[Records to process]:

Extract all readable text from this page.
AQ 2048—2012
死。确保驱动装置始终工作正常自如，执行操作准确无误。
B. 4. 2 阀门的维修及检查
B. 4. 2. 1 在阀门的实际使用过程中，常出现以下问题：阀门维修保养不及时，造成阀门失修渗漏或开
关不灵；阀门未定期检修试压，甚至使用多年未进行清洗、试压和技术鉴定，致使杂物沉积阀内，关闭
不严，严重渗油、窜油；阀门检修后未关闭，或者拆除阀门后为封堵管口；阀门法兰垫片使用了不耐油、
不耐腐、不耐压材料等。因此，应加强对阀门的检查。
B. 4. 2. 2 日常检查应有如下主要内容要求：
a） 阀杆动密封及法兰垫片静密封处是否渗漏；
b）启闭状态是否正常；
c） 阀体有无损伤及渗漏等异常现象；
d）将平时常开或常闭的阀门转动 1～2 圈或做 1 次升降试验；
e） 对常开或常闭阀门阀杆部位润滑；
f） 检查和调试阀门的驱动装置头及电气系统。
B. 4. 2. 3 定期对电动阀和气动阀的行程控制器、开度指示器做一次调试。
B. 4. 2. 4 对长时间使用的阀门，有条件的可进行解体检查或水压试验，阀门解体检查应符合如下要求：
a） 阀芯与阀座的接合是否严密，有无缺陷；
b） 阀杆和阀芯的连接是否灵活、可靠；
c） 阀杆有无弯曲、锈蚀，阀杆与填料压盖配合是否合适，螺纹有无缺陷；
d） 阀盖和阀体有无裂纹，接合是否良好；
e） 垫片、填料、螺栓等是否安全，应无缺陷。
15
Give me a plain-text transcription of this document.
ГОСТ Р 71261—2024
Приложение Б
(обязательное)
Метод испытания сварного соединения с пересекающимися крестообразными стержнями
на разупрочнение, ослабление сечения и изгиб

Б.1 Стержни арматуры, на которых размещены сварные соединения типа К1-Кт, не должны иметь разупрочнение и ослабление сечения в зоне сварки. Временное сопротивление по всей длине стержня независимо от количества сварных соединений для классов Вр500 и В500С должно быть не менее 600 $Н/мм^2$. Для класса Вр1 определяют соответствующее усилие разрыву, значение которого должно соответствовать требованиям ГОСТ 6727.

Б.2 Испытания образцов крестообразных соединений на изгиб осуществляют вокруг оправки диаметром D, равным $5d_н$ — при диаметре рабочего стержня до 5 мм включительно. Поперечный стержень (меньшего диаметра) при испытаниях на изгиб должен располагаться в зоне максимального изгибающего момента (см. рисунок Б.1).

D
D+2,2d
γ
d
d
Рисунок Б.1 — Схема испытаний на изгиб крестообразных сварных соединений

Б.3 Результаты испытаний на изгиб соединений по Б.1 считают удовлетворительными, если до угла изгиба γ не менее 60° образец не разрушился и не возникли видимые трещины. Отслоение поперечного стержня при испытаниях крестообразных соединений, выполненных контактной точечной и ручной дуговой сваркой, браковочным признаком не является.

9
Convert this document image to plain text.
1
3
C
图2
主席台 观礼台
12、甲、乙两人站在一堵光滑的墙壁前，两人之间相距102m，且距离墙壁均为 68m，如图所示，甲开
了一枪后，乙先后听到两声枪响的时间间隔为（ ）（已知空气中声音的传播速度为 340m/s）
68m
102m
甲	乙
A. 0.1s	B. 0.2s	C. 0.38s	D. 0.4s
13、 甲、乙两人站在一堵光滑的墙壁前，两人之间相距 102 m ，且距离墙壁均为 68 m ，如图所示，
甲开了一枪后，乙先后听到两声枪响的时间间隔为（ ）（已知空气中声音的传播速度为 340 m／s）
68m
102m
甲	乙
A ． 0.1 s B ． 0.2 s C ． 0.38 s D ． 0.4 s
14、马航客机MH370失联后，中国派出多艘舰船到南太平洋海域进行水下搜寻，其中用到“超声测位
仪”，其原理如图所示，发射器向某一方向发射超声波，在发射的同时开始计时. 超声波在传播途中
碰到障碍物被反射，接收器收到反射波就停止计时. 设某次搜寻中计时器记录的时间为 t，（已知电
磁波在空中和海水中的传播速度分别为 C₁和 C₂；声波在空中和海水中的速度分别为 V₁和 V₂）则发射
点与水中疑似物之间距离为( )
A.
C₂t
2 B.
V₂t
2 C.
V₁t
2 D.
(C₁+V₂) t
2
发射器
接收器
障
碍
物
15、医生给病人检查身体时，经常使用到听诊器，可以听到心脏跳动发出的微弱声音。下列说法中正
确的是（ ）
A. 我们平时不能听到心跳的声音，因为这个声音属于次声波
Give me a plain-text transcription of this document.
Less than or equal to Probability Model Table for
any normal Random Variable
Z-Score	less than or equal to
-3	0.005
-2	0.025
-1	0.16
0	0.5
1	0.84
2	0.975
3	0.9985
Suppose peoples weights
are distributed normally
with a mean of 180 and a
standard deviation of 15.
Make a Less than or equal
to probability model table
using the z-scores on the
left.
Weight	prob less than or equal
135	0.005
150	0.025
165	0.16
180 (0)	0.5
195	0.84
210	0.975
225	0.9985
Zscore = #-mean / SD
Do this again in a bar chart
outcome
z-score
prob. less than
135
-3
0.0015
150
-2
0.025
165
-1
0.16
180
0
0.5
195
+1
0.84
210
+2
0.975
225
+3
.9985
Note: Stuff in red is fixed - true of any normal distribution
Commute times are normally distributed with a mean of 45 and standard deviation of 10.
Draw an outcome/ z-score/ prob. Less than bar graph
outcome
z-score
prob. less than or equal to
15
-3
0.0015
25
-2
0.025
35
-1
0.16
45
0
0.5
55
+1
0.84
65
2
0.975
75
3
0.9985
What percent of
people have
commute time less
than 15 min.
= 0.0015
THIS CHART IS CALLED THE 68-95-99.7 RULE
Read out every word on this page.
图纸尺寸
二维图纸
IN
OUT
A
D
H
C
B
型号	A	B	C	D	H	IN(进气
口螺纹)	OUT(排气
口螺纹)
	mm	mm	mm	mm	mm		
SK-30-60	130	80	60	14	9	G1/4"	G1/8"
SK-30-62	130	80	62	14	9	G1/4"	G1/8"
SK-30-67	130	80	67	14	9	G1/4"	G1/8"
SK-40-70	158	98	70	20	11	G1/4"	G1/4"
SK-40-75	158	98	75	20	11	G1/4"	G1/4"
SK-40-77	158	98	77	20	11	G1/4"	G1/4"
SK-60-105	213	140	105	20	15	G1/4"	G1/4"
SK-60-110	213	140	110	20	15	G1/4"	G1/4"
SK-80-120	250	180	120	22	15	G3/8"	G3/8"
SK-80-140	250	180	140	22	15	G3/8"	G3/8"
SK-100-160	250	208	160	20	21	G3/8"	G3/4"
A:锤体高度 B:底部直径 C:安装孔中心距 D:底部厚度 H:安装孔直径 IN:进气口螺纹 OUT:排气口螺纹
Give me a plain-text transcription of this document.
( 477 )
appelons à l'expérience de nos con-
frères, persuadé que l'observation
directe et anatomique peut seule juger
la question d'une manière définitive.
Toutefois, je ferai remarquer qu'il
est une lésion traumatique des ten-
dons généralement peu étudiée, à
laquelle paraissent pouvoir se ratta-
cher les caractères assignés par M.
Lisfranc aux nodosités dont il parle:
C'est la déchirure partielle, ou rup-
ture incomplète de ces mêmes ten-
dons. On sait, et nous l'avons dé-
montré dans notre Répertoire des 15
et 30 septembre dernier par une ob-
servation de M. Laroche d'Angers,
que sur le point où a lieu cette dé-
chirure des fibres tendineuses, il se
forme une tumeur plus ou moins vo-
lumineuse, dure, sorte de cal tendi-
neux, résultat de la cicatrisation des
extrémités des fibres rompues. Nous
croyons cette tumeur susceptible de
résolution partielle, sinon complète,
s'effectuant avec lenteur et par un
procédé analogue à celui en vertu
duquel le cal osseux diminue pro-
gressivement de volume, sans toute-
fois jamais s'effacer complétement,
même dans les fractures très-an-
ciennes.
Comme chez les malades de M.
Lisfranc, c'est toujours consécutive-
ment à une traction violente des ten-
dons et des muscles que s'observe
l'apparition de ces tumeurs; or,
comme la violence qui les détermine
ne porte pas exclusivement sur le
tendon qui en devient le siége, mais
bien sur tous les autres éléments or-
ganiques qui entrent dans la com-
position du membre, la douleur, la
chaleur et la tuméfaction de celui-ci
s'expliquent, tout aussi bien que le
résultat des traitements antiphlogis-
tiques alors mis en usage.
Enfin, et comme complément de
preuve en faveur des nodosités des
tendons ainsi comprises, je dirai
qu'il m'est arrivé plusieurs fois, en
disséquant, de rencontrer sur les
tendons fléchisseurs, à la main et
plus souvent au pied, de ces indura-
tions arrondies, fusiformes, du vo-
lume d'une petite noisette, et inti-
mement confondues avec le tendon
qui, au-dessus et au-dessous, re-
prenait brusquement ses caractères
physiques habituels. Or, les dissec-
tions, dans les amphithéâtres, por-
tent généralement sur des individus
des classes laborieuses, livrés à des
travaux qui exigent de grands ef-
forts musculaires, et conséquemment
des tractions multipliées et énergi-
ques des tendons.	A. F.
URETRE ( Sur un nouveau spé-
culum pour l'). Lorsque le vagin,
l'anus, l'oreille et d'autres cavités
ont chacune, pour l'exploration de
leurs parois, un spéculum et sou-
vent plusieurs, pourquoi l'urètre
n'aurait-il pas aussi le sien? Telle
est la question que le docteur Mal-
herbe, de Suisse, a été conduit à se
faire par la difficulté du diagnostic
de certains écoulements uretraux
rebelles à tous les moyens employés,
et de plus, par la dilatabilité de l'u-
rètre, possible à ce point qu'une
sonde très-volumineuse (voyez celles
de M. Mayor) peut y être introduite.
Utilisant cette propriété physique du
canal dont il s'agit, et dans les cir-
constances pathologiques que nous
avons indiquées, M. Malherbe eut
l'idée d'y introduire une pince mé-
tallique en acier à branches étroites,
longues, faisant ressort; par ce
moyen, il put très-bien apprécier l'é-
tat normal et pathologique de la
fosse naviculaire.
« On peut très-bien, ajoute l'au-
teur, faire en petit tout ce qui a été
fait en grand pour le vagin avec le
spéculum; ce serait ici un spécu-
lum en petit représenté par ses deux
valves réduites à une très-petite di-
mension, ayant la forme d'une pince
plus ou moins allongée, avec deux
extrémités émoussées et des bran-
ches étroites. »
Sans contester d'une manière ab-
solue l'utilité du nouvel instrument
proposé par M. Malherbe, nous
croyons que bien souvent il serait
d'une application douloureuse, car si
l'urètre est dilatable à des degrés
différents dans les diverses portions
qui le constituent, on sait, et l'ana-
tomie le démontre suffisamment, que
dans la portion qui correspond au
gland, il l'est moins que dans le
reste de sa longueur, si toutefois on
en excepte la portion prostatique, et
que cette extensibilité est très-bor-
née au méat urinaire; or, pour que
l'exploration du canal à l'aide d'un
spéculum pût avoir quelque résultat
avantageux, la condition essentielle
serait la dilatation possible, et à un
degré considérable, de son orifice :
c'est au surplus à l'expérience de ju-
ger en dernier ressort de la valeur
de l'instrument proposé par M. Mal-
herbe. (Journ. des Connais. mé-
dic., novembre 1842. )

[Prompt]:
Lines from the records above that hold "normally" are the ones to list.

[Correct answer]:
are distributed normally
Commute times are normally distributed with a mean of 45 and standard deviation of 10.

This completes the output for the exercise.